PROBLEM TO WORK ON: Your task is to reproduce the material exactly.

DATA SUPPLIED:
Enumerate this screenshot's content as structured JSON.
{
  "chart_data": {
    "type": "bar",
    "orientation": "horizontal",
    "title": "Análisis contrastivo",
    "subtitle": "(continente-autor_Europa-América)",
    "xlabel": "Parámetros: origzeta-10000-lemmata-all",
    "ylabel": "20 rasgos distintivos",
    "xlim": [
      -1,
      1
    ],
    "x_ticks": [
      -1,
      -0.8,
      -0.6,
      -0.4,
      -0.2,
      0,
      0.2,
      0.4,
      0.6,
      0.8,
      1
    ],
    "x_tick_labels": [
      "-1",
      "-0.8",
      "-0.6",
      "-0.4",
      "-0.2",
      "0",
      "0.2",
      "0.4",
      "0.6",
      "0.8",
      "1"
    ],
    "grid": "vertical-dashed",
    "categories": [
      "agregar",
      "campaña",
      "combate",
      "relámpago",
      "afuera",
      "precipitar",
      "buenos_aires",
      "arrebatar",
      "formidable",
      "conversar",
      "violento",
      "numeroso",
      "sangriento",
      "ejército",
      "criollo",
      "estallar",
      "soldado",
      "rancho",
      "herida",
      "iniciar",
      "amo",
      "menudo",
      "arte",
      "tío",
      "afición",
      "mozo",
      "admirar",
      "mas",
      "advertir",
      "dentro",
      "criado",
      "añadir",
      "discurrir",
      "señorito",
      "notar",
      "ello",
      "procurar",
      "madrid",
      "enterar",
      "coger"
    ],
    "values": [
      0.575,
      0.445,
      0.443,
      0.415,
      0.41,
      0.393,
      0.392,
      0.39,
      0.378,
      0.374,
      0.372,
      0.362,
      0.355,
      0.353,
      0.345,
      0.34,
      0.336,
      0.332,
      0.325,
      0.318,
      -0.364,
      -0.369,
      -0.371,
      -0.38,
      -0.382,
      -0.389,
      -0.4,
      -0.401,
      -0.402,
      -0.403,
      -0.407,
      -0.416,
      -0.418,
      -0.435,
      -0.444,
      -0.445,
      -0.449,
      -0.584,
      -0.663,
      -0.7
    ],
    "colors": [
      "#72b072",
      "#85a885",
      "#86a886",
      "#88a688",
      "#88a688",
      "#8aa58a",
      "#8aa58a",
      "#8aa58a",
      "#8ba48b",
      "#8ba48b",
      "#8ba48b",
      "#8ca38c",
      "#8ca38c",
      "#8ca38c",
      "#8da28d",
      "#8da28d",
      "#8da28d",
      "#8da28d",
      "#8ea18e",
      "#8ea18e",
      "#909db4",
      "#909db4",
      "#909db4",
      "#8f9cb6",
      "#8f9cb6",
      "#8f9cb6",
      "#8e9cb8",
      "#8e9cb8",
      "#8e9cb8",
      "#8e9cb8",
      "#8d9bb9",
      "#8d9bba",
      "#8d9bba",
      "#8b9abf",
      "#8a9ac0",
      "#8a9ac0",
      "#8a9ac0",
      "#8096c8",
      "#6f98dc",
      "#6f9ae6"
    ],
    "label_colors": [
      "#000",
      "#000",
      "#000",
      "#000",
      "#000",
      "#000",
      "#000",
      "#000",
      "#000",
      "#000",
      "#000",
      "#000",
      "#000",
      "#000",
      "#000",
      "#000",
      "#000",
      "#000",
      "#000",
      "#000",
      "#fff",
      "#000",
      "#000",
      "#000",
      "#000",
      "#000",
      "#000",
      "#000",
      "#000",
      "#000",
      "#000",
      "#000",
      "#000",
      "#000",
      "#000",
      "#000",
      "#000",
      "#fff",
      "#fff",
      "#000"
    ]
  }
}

ANSWER TO THIS PROBLEM:
Enumerate this screenshot's content as structured JSON.
{
  "chart_data": {
    "type": "bar",
    "orientation": "horizontal",
    "title": "Análisis contrastivo",
    "subtitle": "(continente-autor_Europa-América)",
    "xlabel": "Parámetros: origzeta-10000-lemmata-all",
    "ylabel": "20 rasgos distintivos",
    "xlim": [
      -1,
      1
    ],
    "x_ticks": [
      -1,
      -0.8,
      -0.6,
      -0.4,
      -0.2,
      0,
      0.2,
      0.4,
      0.6,
      0.8,
      1
    ],
    "x_tick_labels": [
      "-1",
      "-0.8",
      "-0.6",
      "-0.4",
      "-0.2",
      "0",
      "0.2",
      "0.4",
      "0.6",
      "0.8",
      "1"
    ],
    "grid": "vertical-dashed",
    "categories": [
      "agregar",
      "campaña",
      "combate",
      "relámpago",
      "afuera",
      "precipitar",
      "buenos_aires",
      "arrebatar",
      "formidable",
      "conversar",
      "violento",
      "numeroso",
      "sangriento",
      "ejército",
      "criollo",
      "estallar",
      "soldado",
      "rancho",
      "herida",
      "iniciar",
      "amo",
      "menudo",
      "arte",
      "tío",
      "afición",
      "mozo",
      "admirar",
      "mas",
      "advertir",
      "dentro",
      "criado",
      "añadir",
      "discurrir",
      "señorito",
      "notar",
      "ello",
      "procurar",
      "madrid",
      "enterar",
      "coger"
    ],
    "values": [
      0.575,
      0.445,
      0.443,
      0.415,
      0.41,
      0.393,
      0.392,
      0.39,
      0.378,
      0.374,
      0.372,
      0.362,
      0.355,
      0.353,
      0.345,
      0.34,
      0.336,
      0.332,
      0.325,
      0.318,
      -0.364,
      -0.369,
      -0.371,
      -0.38,
      -0.382,
      -0.389,
      -0.4,
      -0.401,
      -0.402,
      -0.403,
      -0.407,
      -0.416,
      -0.418,
      -0.435,
      -0.444,
      -0.445,
      -0.449,
      -0.584,
      -0.663,
      -0.7
    ],
    "colors": [
      "#72b072",
      "#85a885",
      "#86a886",
      "#88a688",
      "#88a688",
      "#8aa58a",
      "#8aa58a",
      "#8aa58a",
      "#8ba48b",
      "#8ba48b",
      "#8ba48b",
      "#8ca38c",
      "#8ca38c",
      "#8ca38c",
      "#8da28d",
      "#8da28d",
      "#8da28d",
      "#8da28d",
      "#8ea18e",
      "#8ea18e",
      "#909db4",
      "#909db4",
      "#909db4",
      "#8f9cb6",
      "#8f9cb6",
      "#8f9cb6",
      "#8e9cb8",
      "#8e9cb8",
      "#8e9cb8",
      "#8e9cb8",
      "#8d9bb9",
      "#8d9bba",
      "#8d9bba",
      "#8b9abf",
      "#8a9ac0",
      "#8a9ac0",
      "#8a9ac0",
      "#8096c8",
      "#6f98dc",
      "#6f9ae6"
    ],
    "label_colors": [
      "#000",
      "#000",
      "#000",
      "#000",
      "#000",
      "#000",
      "#000",
      "#000",
      "#000",
      "#000",
      "#000",
      "#000",
      "#000",
      "#000",
      "#000",
      "#000",
      "#000",
      "#000",
      "#000",
      "#000",
      "#fff",
      "#000",
      "#000",
      "#000",
      "#000",
      "#000",
      "#000",
      "#000",
      "#000",
      "#000",
      "#000",
      "#000",
      "#000",
      "#000",
      "#000",
      "#000",
      "#000",
      "#fff",
      "#fff",
      "#000"
    ]
  }
}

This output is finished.